> _WRITTEN EXERCISE_:
Transcribe all of the records precisely as they are presented.

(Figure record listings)
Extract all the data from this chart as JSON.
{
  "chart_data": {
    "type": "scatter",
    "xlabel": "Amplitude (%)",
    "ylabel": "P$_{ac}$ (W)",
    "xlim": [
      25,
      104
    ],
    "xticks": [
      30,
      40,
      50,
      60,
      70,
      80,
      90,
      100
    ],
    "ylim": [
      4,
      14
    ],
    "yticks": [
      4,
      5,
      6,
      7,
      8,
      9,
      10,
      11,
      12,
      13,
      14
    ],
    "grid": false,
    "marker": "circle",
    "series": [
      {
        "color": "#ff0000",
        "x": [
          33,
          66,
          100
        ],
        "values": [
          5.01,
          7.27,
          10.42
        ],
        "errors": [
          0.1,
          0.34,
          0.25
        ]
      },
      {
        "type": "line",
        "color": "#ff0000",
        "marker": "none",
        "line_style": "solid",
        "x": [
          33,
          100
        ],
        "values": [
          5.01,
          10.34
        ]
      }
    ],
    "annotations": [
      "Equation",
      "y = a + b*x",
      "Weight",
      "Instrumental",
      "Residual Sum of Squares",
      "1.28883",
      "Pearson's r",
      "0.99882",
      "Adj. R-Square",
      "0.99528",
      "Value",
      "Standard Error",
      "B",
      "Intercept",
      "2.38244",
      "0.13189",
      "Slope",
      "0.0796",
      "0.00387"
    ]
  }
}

> _REPLY TO THE TASK_:
Extract all the data from this chart as JSON.
{
  "chart_data": {
    "type": "scatter",
    "xlabel": "Amplitude (%)",
    "ylabel": "P$_{ac}$ (W)",
    "xlim": [
      25,
      104
    ],
    "xticks": [
      30,
      40,
      50,
      60,
      70,
      80,
      90,
      100
    ],
    "ylim": [
      4,
      14
    ],
    "yticks": [
      4,
      5,
      6,
      7,
      8,
      9,
      10,
      11,
      12,
      13,
      14
    ],
    "grid": false,
    "marker": "circle",
    "series": [
      {
        "color": "#ff0000",
        "x": [
          33,
          66,
          100
        ],
        "values": [
          5.01,
          7.27,
          10.42
        ],
        "errors": [
          0.1,
          0.34,
          0.25
        ]
      },
      {
        "type": "line",
        "color": "#ff0000",
        "marker": "none",
        "line_style": "solid",
        "x": [
          33,
          100
        ],
        "values": [
          5.01,
          10.34
        ]
      }
    ],
    "annotations": [
      "Equation",
      "y = a + b*x",
      "Weight",
      "Instrumental",
      "Residual Sum of Squares",
      "1.28883",
      "Pearson's r",
      "0.99882",
      "Adj. R-Square",
      "0.99528",
      "Value",
      "Standard Error",
      "B",
      "Intercept",
      "2.38244",
      "0.13189",
      "Slope",
      "0.0796",
      "0.00387"
    ]
  }
}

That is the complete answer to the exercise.